Supplied records:

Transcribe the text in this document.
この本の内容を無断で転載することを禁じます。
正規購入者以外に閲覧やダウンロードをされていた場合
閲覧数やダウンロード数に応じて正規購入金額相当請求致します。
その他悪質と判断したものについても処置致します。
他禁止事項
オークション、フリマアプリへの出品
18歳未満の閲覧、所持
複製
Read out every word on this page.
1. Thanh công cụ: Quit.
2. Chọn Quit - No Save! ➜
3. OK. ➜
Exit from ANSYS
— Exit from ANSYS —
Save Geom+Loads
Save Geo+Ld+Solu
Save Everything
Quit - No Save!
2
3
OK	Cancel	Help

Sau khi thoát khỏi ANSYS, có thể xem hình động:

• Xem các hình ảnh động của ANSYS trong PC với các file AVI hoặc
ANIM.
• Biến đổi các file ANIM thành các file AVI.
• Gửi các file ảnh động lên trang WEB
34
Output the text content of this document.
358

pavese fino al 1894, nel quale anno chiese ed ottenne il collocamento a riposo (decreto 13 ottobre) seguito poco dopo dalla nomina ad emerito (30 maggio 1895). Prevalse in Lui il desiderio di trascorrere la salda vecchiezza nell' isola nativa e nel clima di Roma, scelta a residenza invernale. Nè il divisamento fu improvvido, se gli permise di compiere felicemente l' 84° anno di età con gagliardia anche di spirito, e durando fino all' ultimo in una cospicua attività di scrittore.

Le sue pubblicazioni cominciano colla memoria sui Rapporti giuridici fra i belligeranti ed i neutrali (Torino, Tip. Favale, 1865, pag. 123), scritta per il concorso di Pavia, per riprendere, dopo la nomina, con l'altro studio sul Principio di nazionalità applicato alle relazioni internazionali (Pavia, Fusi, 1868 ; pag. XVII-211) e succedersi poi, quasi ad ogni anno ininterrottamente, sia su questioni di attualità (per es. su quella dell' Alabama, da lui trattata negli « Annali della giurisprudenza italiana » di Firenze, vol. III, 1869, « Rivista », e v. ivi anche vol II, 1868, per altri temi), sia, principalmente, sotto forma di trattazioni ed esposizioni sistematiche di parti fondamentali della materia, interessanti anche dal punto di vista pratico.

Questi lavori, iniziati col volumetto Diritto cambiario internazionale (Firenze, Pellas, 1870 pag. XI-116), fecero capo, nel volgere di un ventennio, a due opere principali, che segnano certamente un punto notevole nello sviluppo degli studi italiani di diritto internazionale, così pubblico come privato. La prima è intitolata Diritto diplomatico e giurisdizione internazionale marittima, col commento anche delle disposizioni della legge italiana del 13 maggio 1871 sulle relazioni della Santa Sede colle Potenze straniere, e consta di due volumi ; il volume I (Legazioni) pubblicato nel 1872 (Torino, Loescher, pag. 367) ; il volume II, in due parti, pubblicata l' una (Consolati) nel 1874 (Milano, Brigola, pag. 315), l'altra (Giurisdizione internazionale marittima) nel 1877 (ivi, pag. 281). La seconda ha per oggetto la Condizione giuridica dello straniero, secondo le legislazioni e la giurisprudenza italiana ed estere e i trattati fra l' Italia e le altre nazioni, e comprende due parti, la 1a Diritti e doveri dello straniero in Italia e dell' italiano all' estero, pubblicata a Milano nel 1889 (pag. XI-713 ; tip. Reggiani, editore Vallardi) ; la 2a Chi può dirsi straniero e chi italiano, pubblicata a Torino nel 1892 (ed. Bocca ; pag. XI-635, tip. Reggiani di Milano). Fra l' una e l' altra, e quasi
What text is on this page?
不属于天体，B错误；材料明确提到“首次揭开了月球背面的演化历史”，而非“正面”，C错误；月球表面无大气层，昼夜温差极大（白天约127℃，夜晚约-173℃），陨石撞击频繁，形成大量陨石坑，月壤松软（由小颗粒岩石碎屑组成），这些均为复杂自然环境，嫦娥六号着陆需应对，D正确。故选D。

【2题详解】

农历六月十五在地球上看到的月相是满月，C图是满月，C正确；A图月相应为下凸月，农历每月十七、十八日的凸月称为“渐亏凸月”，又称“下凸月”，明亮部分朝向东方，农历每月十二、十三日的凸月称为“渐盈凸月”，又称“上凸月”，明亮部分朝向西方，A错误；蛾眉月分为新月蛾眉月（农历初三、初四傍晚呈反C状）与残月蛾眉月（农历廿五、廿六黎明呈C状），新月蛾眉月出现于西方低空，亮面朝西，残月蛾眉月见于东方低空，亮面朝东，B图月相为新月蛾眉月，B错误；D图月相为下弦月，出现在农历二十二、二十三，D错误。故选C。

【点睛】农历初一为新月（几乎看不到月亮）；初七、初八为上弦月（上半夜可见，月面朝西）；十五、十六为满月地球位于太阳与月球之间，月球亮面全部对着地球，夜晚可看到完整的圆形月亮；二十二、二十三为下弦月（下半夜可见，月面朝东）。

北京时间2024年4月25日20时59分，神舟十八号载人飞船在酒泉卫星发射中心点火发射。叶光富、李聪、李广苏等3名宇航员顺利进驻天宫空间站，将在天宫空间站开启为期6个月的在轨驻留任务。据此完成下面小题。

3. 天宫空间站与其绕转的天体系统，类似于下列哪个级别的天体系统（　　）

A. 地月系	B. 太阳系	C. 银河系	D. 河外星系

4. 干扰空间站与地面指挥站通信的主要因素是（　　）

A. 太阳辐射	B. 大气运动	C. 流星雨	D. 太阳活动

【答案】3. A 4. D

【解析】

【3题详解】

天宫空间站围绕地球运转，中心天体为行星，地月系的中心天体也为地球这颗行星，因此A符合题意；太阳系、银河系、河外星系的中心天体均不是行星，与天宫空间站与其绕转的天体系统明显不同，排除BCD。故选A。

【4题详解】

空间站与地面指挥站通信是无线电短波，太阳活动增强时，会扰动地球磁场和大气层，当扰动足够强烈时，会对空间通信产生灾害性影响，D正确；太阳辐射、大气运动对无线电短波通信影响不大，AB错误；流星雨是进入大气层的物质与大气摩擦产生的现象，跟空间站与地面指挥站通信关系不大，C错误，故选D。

Requirements: Your task is to repeat every line exactly.

Finished answer:
Transcribe the text in this document.
この本の内容を無断で転載することを禁じます。
正規購入者以外に閲覧やダウンロードをされていた場合
閲覧数やダウンロード数に応じて正規購入金額相当請求致します。
その他悪質と判断したものについても処置致します。
他禁止事項
オークション、フリマアプリへの出品
18歳未満の閲覧、所持
複製
Read out every word on this page.
1. Thanh công cụ: Quit.
2. Chọn Quit - No Save! ➜
3. OK. ➜
Exit from ANSYS
— Exit from ANSYS —
Save Geom+Loads
Save Geo+Ld+Solu
Save Everything
Quit - No Save!
2
3
OK	Cancel	Help

Sau khi thoát khỏi ANSYS, có thể xem hình động:

• Xem các hình ảnh động của ANSYS trong PC với các file AVI hoặc
ANIM.
• Biến đổi các file ANIM thành các file AVI.
• Gửi các file ảnh động lên trang WEB
34
Output the text content of this document.
358

pavese fino al 1894, nel quale anno chiese ed ottenne il collocamento a riposo (decreto 13 ottobre) seguito poco dopo dalla nomina ad emerito (30 maggio 1895). Prevalse in Lui il desiderio di trascorrere la salda vecchiezza nell' isola nativa e nel clima di Roma, scelta a residenza invernale. Nè il divisamento fu improvvido, se gli permise di compiere felicemente l' 84° anno di età con gagliardia anche di spirito, e durando fino all' ultimo in una cospicua attività di scrittore.

Le sue pubblicazioni cominciano colla memoria sui Rapporti giuridici fra i belligeranti ed i neutrali (Torino, Tip. Favale, 1865, pag. 123), scritta per il concorso di Pavia, per riprendere, dopo la nomina, con l'altro studio sul Principio di nazionalità applicato alle relazioni internazionali (Pavia, Fusi, 1868 ; pag. XVII-211) e succedersi poi, quasi ad ogni anno ininterrottamente, sia su questioni di attualità (per es. su quella dell' Alabama, da lui trattata negli « Annali della giurisprudenza italiana » di Firenze, vol. III, 1869, « Rivista », e v. ivi anche vol II, 1868, per altri temi), sia, principalmente, sotto forma di trattazioni ed esposizioni sistematiche di parti fondamentali della materia, interessanti anche dal punto di vista pratico.

Questi lavori, iniziati col volumetto Diritto cambiario internazionale (Firenze, Pellas, 1870 pag. XI-116), fecero capo, nel volgere di un ventennio, a due opere principali, che segnano certamente un punto notevole nello sviluppo degli studi italiani di diritto internazionale, così pubblico come privato. La prima è intitolata Diritto diplomatico e giurisdizione internazionale marittima, col commento anche delle disposizioni della legge italiana del 13 maggio 1871 sulle relazioni della Santa Sede colle Potenze straniere, e consta di due volumi ; il volume I (Legazioni) pubblicato nel 1872 (Torino, Loescher, pag. 367) ; il volume II, in due parti, pubblicata l' una (Consolati) nel 1874 (Milano, Brigola, pag. 315), l'altra (Giurisdizione internazionale marittima) nel 1877 (ivi, pag. 281). La seconda ha per oggetto la Condizione giuridica dello straniero, secondo le legislazioni e la giurisprudenza italiana ed estere e i trattati fra l' Italia e le altre nazioni, e comprende due parti, la 1a Diritti e doveri dello straniero in Italia e dell' italiano all' estero, pubblicata a Milano nel 1889 (pag. XI-713 ; tip. Reggiani, editore Vallardi) ; la 2a Chi può dirsi straniero e chi italiano, pubblicata a Torino nel 1892 (ed. Bocca ; pag. XI-635, tip. Reggiani di Milano). Fra l' una e l' altra, e quasi
What text is on this page?
不属于天体，B错误；材料明确提到“首次揭开了月球背面的演化历史”，而非“正面”，C错误；月球表面无大气层，昼夜温差极大（白天约127℃，夜晚约-173℃），陨石撞击频繁，形成大量陨石坑，月壤松软（由小颗粒岩石碎屑组成），这些均为复杂自然环境，嫦娥六号着陆需应对，D正确。故选D。

【2题详解】

农历六月十五在地球上看到的月相是满月，C图是满月，C正确；A图月相应为下凸月，农历每月十七、十八日的凸月称为“渐亏凸月”，又称“下凸月”，明亮部分朝向东方，农历每月十二、十三日的凸月称为“渐盈凸月”，又称“上凸月”，明亮部分朝向西方，A错误；蛾眉月分为新月蛾眉月（农历初三、初四傍晚呈反C状）与残月蛾眉月（农历廿五、廿六黎明呈C状），新月蛾眉月出现于西方低空，亮面朝西，残月蛾眉月见于东方低空，亮面朝东，B图月相为新月蛾眉月，B错误；D图月相为下弦月，出现在农历二十二、二十三，D错误。故选C。

【点睛】农历初一为新月（几乎看不到月亮）；初七、初八为上弦月（上半夜可见，月面朝西）；十五、十六为满月地球位于太阳与月球之间，月球亮面全部对着地球，夜晚可看到完整的圆形月亮；二十二、二十三为下弦月（下半夜可见，月面朝东）。

北京时间2024年4月25日20时59分，神舟十八号载人飞船在酒泉卫星发射中心点火发射。叶光富、李聪、李广苏等3名宇航员顺利进驻天宫空间站，将在天宫空间站开启为期6个月的在轨驻留任务。据此完成下面小题。

3. 天宫空间站与其绕转的天体系统，类似于下列哪个级别的天体系统（　　）

A. 地月系	B. 太阳系	C. 银河系	D. 河外星系

4. 干扰空间站与地面指挥站通信的主要因素是（　　）

A. 太阳辐射	B. 大气运动	C. 流星雨	D. 太阳活动

【答案】3. A 4. D

【解析】

【3题详解】

天宫空间站围绕地球运转，中心天体为行星，地月系的中心天体也为地球这颗行星，因此A符合题意；太阳系、银河系、河外星系的中心天体均不是行星，与天宫空间站与其绕转的天体系统明显不同，排除BCD。故选A。

【4题详解】

空间站与地面指挥站通信是无线电短波，太阳活动增强时，会扰动地球磁场和大气层，当扰动足够强烈时，会对空间通信产生灾害性影响，D正确；太阳辐射、大气运动对无线电短波通信影响不大，AB错误；流星雨是进入大气层的物质与大气摩擦产生的现象，跟空间站与地面指挥站通信关系不大，C错误，故选D。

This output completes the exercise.